▶ [Data excerpts]:
···

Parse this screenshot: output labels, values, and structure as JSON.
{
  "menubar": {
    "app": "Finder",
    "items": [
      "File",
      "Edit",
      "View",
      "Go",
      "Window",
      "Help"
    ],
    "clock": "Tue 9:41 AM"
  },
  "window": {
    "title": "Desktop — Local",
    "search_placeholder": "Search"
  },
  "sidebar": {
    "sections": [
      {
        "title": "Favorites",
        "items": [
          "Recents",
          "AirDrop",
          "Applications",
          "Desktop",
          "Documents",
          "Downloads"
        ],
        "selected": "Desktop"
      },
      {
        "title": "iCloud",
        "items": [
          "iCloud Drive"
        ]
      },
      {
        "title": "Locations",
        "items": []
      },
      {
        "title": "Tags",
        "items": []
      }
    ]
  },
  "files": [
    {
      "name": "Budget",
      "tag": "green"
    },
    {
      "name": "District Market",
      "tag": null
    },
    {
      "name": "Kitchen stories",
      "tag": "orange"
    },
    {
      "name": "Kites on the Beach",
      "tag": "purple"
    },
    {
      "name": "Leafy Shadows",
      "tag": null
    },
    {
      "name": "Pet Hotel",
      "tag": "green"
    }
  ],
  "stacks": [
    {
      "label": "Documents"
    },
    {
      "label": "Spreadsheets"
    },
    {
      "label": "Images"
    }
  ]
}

···

▶ [Required work]: Find the lines above that include the string "Desktop" and copy them.

▶ [Written answer]:
    "title": "Desktop — Local",
          "Desktop",
        "selected": "Desktop"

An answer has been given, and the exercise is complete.